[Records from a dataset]
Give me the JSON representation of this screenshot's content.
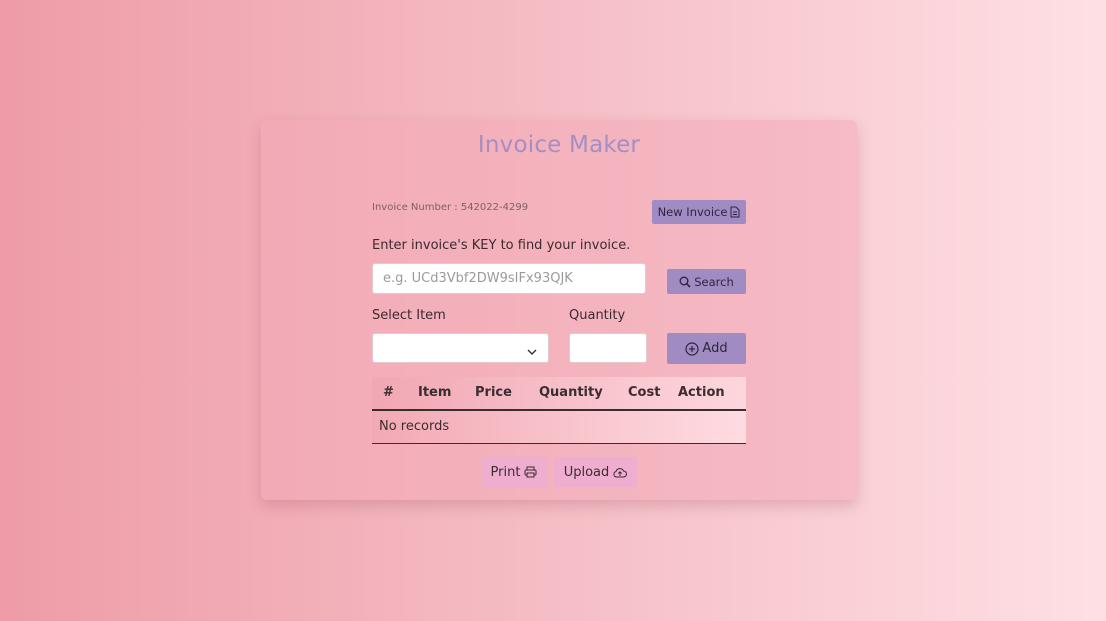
{
  "app": {
    "title": "Invoice Maker"
  },
  "invoice": {
    "number_text": "Invoice Number : 542022-4299",
    "new_invoice_label": "New Invoice"
  },
  "search": {
    "hint": "Enter invoice's KEY to find your invoice.",
    "placeholder": "e.g. UCd3Vbf2DW9sIFx93QJK",
    "value": "",
    "button_label": "Search"
  },
  "form": {
    "select_label": "Select Item",
    "selected_item": "",
    "quantity_label": "Quantity",
    "quantity_value": "",
    "add_label": "Add"
  },
  "table": {
    "columns": [
      "#",
      "Item",
      "Price",
      "Quantity",
      "Cost",
      "Action"
    ],
    "empty_text": "No records"
  },
  "actions": {
    "print_label": "Print",
    "upload_label": "Upload"
  },
  "icons": {
    "new_invoice": "document-icon",
    "search": "magnifier-icon",
    "add": "plus-circle-icon",
    "select": "chevron-down-icon",
    "print": "printer-icon",
    "upload": "cloud-upload-icon"
  },
  "colors": {
    "title": "#a48ec4",
    "primary_button": "#a08cc3",
    "secondary_button": "#efaed0"
  }
}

→ **What needs to be done**: Omit each picture, then return all of the listing exactly as it stands.

→ **Exercise result**:
Give me the JSON representation of this screenshot's content.
{
  "app": {
    "title": "Invoice Maker"
  },
  "invoice": {
    "number_text": "Invoice Number : 542022-4299",
    "new_invoice_label": "New Invoice"
  },
  "search": {
    "hint": "Enter invoice's KEY to find your invoice.",
    "placeholder": "e.g. UCd3Vbf2DW9sIFx93QJK",
    "value": "",
    "button_label": "Search"
  },
  "form": {
    "select_label": "Select Item",
    "selected_item": "",
    "quantity_label": "Quantity",
    "quantity_value": "",
    "add_label": "Add"
  },
  "table": {
    "columns": [
      "#",
      "Item",
      "Price",
      "Quantity",
      "Cost",
      "Action"
    ],
    "empty_text": "No records"
  },
  "actions": {
    "print_label": "Print",
    "upload_label": "Upload"
  },
  "icons": {
    "new_invoice": "document-icon",
    "search": "magnifier-icon",
    "add": "plus-circle-icon",
    "select": "chevron-down-icon",
    "print": "printer-icon",
    "upload": "cloud-upload-icon"
  },
  "colors": {
    "title": "#a48ec4",
    "primary_button": "#a08cc3",
    "secondary_button": "#efaed0"
  }
}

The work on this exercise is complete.